▶ **Directive**:
Reproduce every line of the data below verbatim, keeping the original order.
Start Record extracts
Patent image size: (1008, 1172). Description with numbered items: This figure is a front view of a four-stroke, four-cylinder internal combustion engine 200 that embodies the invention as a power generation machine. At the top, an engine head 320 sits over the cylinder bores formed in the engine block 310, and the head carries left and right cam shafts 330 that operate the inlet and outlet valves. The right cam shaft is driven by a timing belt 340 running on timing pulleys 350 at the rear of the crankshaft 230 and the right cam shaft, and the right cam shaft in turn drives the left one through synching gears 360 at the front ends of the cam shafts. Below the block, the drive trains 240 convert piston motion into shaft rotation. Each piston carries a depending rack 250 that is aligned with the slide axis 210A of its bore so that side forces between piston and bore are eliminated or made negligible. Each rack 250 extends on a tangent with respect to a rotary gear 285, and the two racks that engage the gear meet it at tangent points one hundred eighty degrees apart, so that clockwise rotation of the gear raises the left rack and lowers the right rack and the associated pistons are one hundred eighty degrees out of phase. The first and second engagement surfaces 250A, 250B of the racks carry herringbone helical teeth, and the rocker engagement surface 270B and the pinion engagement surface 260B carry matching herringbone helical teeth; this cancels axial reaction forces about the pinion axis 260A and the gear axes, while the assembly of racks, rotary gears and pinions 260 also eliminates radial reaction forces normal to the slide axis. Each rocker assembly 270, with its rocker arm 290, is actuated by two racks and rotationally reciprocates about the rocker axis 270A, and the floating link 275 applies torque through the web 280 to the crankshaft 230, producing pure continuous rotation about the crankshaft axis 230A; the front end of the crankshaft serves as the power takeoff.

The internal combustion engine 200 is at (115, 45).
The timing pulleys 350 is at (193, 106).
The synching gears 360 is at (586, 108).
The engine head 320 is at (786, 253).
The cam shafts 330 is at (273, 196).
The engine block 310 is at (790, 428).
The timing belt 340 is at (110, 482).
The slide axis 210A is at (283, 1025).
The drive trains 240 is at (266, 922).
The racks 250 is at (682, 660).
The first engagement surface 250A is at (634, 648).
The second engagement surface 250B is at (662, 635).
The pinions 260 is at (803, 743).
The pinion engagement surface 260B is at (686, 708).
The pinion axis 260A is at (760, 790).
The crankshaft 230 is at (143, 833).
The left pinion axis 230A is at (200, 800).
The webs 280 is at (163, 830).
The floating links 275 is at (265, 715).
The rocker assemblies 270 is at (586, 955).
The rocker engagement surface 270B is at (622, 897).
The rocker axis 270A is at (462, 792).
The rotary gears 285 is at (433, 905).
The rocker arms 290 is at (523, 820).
End Record extracts
▶ **Response below**:
Patent image size: (1008, 1172). Description with numbered items: This figure is a front view of a four-stroke, four-cylinder internal combustion engine 200 that embodies the invention as a power generation machine. At the top, an engine head 320 sits over the cylinder bores formed in the engine block 310, and the head carries left and right cam shafts 330 that operate the inlet and outlet valves. The right cam shaft is driven by a timing belt 340 running on timing pulleys 350 at the rear of the crankshaft 230 and the right cam shaft, and the right cam shaft in turn drives the left one through synching gears 360 at the front ends of the cam shafts. Below the block, the drive trains 240 convert piston motion into shaft rotation. Each piston carries a depending rack 250 that is aligned with the slide axis 210A of its bore so that side forces between piston and bore are eliminated or made negligible. Each rack 250 extends on a tangent with respect to a rotary gear 285, and the two racks that engage the gear meet it at tangent points one hundred eighty degrees apart, so that clockwise rotation of the gear raises the left rack and lowers the right rack and the associated pistons are one hundred eighty degrees out of phase. The first and second engagement surfaces 250A, 250B of the racks carry herringbone helical teeth, and the rocker engagement surface 270B and the pinion engagement surface 260B carry matching herringbone helical teeth; this cancels axial reaction forces about the pinion axis 260A and the gear axes, while the assembly of racks, rotary gears and pinions 260 also eliminates radial reaction forces normal to the slide axis. Each rocker assembly 270, with its rocker arm 290, is actuated by two racks and rotationally reciprocates about the rocker axis 270A, and the floating link 275 applies torque through the web 280 to the crankshaft 230, producing pure continuous rotation about the crankshaft axis 230A; the front end of the crankshaft serves as the power takeoff.

The internal combustion engine 200 is at (115, 45).
The timing pulleys 350 is at (193, 106).
The synching gears 360 is at (586, 108).
The engine head 320 is at (786, 253).
The cam shafts 330 is at (273, 196).
The engine block 310 is at (790, 428).
The timing belt 340 is at (110, 482).
The slide axis 210A is at (283, 1025).
The drive trains 240 is at (266, 922).
The racks 250 is at (682, 660).
The first engagement surface 250A is at (634, 648).
The second engagement surface 250B is at (662, 635).
The pinions 260 is at (803, 743).
The pinion engagement surface 260B is at (686, 708).
The pinion axis 260A is at (760, 790).
The crankshaft 230 is at (143, 833).
The left pinion axis 230A is at (200, 800).
The webs 280 is at (163, 830).
The floating links 275 is at (265, 715).
The rocker assemblies 270 is at (586, 955).
The rocker engagement surface 270B is at (622, 897).
The rocker axis 270A is at (462, 792).
The rotary gears 285 is at (433, 905).
The rocker arms 290 is at (523, 820).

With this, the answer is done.